→ **Written instruction**
Print the listing that follows, character for character.

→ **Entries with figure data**
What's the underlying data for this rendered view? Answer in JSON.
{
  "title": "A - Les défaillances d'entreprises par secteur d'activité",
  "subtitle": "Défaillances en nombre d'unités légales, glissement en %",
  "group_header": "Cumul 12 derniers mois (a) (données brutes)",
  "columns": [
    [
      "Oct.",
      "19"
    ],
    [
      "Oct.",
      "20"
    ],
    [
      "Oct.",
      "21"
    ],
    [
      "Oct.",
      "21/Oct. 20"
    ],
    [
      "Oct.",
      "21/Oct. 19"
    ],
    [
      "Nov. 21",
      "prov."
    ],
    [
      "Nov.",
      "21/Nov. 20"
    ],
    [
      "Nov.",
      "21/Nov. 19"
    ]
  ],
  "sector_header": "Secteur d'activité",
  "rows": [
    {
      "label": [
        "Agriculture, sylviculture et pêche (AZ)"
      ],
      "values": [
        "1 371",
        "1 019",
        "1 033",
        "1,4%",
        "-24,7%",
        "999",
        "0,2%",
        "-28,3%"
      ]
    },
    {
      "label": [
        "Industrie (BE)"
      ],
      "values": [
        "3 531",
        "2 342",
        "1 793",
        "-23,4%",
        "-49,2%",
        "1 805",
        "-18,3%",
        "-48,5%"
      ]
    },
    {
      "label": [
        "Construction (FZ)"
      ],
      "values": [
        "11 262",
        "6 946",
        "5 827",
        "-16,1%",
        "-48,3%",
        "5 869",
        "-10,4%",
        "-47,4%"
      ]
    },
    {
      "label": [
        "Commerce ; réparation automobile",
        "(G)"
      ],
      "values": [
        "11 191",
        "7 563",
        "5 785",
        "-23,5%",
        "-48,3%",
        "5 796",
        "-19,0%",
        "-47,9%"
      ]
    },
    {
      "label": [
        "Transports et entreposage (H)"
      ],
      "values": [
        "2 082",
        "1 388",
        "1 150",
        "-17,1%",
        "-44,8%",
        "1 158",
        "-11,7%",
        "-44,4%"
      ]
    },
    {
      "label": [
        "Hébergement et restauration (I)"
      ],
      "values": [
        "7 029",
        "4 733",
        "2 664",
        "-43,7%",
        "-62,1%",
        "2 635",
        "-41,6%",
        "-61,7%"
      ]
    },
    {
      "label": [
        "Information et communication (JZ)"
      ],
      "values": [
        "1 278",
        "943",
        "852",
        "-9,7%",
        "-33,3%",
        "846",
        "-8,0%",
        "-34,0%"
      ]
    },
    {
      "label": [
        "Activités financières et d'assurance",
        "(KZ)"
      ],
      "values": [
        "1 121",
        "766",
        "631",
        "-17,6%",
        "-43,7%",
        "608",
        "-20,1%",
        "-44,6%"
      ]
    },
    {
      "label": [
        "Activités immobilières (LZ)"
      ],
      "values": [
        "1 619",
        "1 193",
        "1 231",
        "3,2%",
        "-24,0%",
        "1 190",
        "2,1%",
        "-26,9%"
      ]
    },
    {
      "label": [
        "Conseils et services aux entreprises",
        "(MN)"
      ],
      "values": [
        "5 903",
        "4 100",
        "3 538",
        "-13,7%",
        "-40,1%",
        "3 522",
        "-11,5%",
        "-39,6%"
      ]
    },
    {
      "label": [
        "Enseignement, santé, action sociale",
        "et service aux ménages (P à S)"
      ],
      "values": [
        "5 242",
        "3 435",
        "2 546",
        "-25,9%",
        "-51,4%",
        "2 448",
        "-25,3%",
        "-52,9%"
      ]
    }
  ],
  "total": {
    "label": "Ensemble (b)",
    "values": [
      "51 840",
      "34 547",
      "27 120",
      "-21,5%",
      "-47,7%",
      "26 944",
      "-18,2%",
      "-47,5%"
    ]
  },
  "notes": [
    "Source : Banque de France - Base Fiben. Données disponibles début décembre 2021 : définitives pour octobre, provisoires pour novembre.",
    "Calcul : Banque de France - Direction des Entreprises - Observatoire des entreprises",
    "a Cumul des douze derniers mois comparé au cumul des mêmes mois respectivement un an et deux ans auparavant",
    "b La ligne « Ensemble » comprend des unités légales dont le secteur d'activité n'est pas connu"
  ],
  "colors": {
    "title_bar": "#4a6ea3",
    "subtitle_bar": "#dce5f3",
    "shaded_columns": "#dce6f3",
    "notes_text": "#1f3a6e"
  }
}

→ **Result below**
What's the underlying data for this rendered view? Answer in JSON.
{
  "title": "A - Les défaillances d'entreprises par secteur d'activité",
  "subtitle": "Défaillances en nombre d'unités légales, glissement en %",
  "group_header": "Cumul 12 derniers mois (a) (données brutes)",
  "columns": [
    [
      "Oct.",
      "19"
    ],
    [
      "Oct.",
      "20"
    ],
    [
      "Oct.",
      "21"
    ],
    [
      "Oct.",
      "21/Oct. 20"
    ],
    [
      "Oct.",
      "21/Oct. 19"
    ],
    [
      "Nov. 21",
      "prov."
    ],
    [
      "Nov.",
      "21/Nov. 20"
    ],
    [
      "Nov.",
      "21/Nov. 19"
    ]
  ],
  "sector_header": "Secteur d'activité",
  "rows": [
    {
      "label": [
        "Agriculture, sylviculture et pêche (AZ)"
      ],
      "values": [
        "1 371",
        "1 019",
        "1 033",
        "1,4%",
        "-24,7%",
        "999",
        "0,2%",
        "-28,3%"
      ]
    },
    {
      "label": [
        "Industrie (BE)"
      ],
      "values": [
        "3 531",
        "2 342",
        "1 793",
        "-23,4%",
        "-49,2%",
        "1 805",
        "-18,3%",
        "-48,5%"
      ]
    },
    {
      "label": [
        "Construction (FZ)"
      ],
      "values": [
        "11 262",
        "6 946",
        "5 827",
        "-16,1%",
        "-48,3%",
        "5 869",
        "-10,4%",
        "-47,4%"
      ]
    },
    {
      "label": [
        "Commerce ; réparation automobile",
        "(G)"
      ],
      "values": [
        "11 191",
        "7 563",
        "5 785",
        "-23,5%",
        "-48,3%",
        "5 796",
        "-19,0%",
        "-47,9%"
      ]
    },
    {
      "label": [
        "Transports et entreposage (H)"
      ],
      "values": [
        "2 082",
        "1 388",
        "1 150",
        "-17,1%",
        "-44,8%",
        "1 158",
        "-11,7%",
        "-44,4%"
      ]
    },
    {
      "label": [
        "Hébergement et restauration (I)"
      ],
      "values": [
        "7 029",
        "4 733",
        "2 664",
        "-43,7%",
        "-62,1%",
        "2 635",
        "-41,6%",
        "-61,7%"
      ]
    },
    {
      "label": [
        "Information et communication (JZ)"
      ],
      "values": [
        "1 278",
        "943",
        "852",
        "-9,7%",
        "-33,3%",
        "846",
        "-8,0%",
        "-34,0%"
      ]
    },
    {
      "label": [
        "Activités financières et d'assurance",
        "(KZ)"
      ],
      "values": [
        "1 121",
        "766",
        "631",
        "-17,6%",
        "-43,7%",
        "608",
        "-20,1%",
        "-44,6%"
      ]
    },
    {
      "label": [
        "Activités immobilières (LZ)"
      ],
      "values": [
        "1 619",
        "1 193",
        "1 231",
        "3,2%",
        "-24,0%",
        "1 190",
        "2,1%",
        "-26,9%"
      ]
    },
    {
      "label": [
        "Conseils et services aux entreprises",
        "(MN)"
      ],
      "values": [
        "5 903",
        "4 100",
        "3 538",
        "-13,7%",
        "-40,1%",
        "3 522",
        "-11,5%",
        "-39,6%"
      ]
    },
    {
      "label": [
        "Enseignement, santé, action sociale",
        "et service aux ménages (P à S)"
      ],
      "values": [
        "5 242",
        "3 435",
        "2 546",
        "-25,9%",
        "-51,4%",
        "2 448",
        "-25,3%",
        "-52,9%"
      ]
    }
  ],
  "total": {
    "label": "Ensemble (b)",
    "values": [
      "51 840",
      "34 547",
      "27 120",
      "-21,5%",
      "-47,7%",
      "26 944",
      "-18,2%",
      "-47,5%"
    ]
  },
  "notes": [
    "Source : Banque de France - Base Fiben. Données disponibles début décembre 2021 : définitives pour octobre, provisoires pour novembre.",
    "Calcul : Banque de France - Direction des Entreprises - Observatoire des entreprises",
    "a Cumul des douze derniers mois comparé au cumul des mêmes mois respectivement un an et deux ans auparavant",
    "b La ligne « Ensemble » comprend des unités légales dont le secteur d'activité n'est pas connu"
  ],
  "colors": {
    "title_bar": "#4a6ea3",
    "subtitle_bar": "#dce5f3",
    "shaded_columns": "#dce6f3",
    "notes_text": "#1f3a6e"
  }
}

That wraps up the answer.